What is required »
Repeat the material exactly, every line of it.

* Begin *

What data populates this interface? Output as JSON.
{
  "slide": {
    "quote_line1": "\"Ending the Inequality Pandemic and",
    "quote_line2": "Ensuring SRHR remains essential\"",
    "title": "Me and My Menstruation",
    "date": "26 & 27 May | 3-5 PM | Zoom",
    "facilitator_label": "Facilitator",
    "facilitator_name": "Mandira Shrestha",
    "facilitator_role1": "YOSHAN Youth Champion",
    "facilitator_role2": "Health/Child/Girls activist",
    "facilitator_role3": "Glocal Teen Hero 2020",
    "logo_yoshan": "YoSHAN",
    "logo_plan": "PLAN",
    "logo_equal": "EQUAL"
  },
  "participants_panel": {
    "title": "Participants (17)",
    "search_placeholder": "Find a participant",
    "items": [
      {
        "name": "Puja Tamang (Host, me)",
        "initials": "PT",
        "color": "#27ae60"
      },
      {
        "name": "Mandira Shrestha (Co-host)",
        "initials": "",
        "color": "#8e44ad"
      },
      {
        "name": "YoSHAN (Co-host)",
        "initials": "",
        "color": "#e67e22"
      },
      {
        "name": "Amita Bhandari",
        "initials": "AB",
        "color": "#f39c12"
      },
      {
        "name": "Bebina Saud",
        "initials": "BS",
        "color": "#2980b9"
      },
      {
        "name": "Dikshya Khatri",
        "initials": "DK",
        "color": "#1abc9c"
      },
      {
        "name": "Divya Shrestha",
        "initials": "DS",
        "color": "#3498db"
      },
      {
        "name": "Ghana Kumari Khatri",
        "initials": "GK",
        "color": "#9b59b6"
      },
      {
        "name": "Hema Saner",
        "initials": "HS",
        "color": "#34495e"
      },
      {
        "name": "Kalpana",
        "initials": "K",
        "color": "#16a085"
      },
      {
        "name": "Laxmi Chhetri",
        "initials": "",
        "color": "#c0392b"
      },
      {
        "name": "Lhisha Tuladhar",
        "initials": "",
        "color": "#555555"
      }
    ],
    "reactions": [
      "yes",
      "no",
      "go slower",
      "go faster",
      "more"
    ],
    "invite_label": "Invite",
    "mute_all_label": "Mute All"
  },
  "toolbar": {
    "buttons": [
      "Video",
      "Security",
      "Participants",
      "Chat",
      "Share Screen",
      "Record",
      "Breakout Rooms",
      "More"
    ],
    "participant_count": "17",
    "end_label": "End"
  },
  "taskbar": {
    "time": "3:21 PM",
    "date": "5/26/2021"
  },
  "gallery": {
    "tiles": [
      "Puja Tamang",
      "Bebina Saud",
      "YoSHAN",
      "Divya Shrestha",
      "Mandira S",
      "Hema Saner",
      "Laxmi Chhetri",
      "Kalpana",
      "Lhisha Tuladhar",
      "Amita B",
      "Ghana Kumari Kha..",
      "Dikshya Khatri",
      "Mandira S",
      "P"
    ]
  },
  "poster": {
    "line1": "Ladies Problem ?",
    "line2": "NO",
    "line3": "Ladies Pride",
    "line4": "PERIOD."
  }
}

* End *

Task answer »
What data populates this interface? Output as JSON.
{
  "slide": {
    "quote_line1": "\"Ending the Inequality Pandemic and",
    "quote_line2": "Ensuring SRHR remains essential\"",
    "title": "Me and My Menstruation",
    "date": "26 & 27 May | 3-5 PM | Zoom",
    "facilitator_label": "Facilitator",
    "facilitator_name": "Mandira Shrestha",
    "facilitator_role1": "YOSHAN Youth Champion",
    "facilitator_role2": "Health/Child/Girls activist",
    "facilitator_role3": "Glocal Teen Hero 2020",
    "logo_yoshan": "YoSHAN",
    "logo_plan": "PLAN",
    "logo_equal": "EQUAL"
  },
  "participants_panel": {
    "title": "Participants (17)",
    "search_placeholder": "Find a participant",
    "items": [
      {
        "name": "Puja Tamang (Host, me)",
        "initials": "PT",
        "color": "#27ae60"
      },
      {
        "name": "Mandira Shrestha (Co-host)",
        "initials": "",
        "color": "#8e44ad"
      },
      {
        "name": "YoSHAN (Co-host)",
        "initials": "",
        "color": "#e67e22"
      },
      {
        "name": "Amita Bhandari",
        "initials": "AB",
        "color": "#f39c12"
      },
      {
        "name": "Bebina Saud",
        "initials": "BS",
        "color": "#2980b9"
      },
      {
        "name": "Dikshya Khatri",
        "initials": "DK",
        "color": "#1abc9c"
      },
      {
        "name": "Divya Shrestha",
        "initials": "DS",
        "color": "#3498db"
      },
      {
        "name": "Ghana Kumari Khatri",
        "initials": "GK",
        "color": "#9b59b6"
      },
      {
        "name": "Hema Saner",
        "initials": "HS",
        "color": "#34495e"
      },
      {
        "name": "Kalpana",
        "initials": "K",
        "color": "#16a085"
      },
      {
        "name": "Laxmi Chhetri",
        "initials": "",
        "color": "#c0392b"
      },
      {
        "name": "Lhisha Tuladhar",
        "initials": "",
        "color": "#555555"
      }
    ],
    "reactions": [
      "yes",
      "no",
      "go slower",
      "go faster",
      "more"
    ],
    "invite_label": "Invite",
    "mute_all_label": "Mute All"
  },
  "toolbar": {
    "buttons": [
      "Video",
      "Security",
      "Participants",
      "Chat",
      "Share Screen",
      "Record",
      "Breakout Rooms",
      "More"
    ],
    "participant_count": "17",
    "end_label": "End"
  },
  "taskbar": {
    "time": "3:21 PM",
    "date": "5/26/2021"
  },
  "gallery": {
    "tiles": [
      "Puja Tamang",
      "Bebina Saud",
      "YoSHAN",
      "Divya Shrestha",
      "Mandira S",
      "Hema Saner",
      "Laxmi Chhetri",
      "Kalpana",
      "Lhisha Tuladhar",
      "Amita B",
      "Ghana Kumari Kha..",
      "Dikshya Khatri",
      "Mandira S",
      "P"
    ]
  },
  "poster": {
    "line1": "Ladies Problem ?",
    "line2": "NO",
    "line3": "Ladies Pride",
    "line4": "PERIOD."
  }
}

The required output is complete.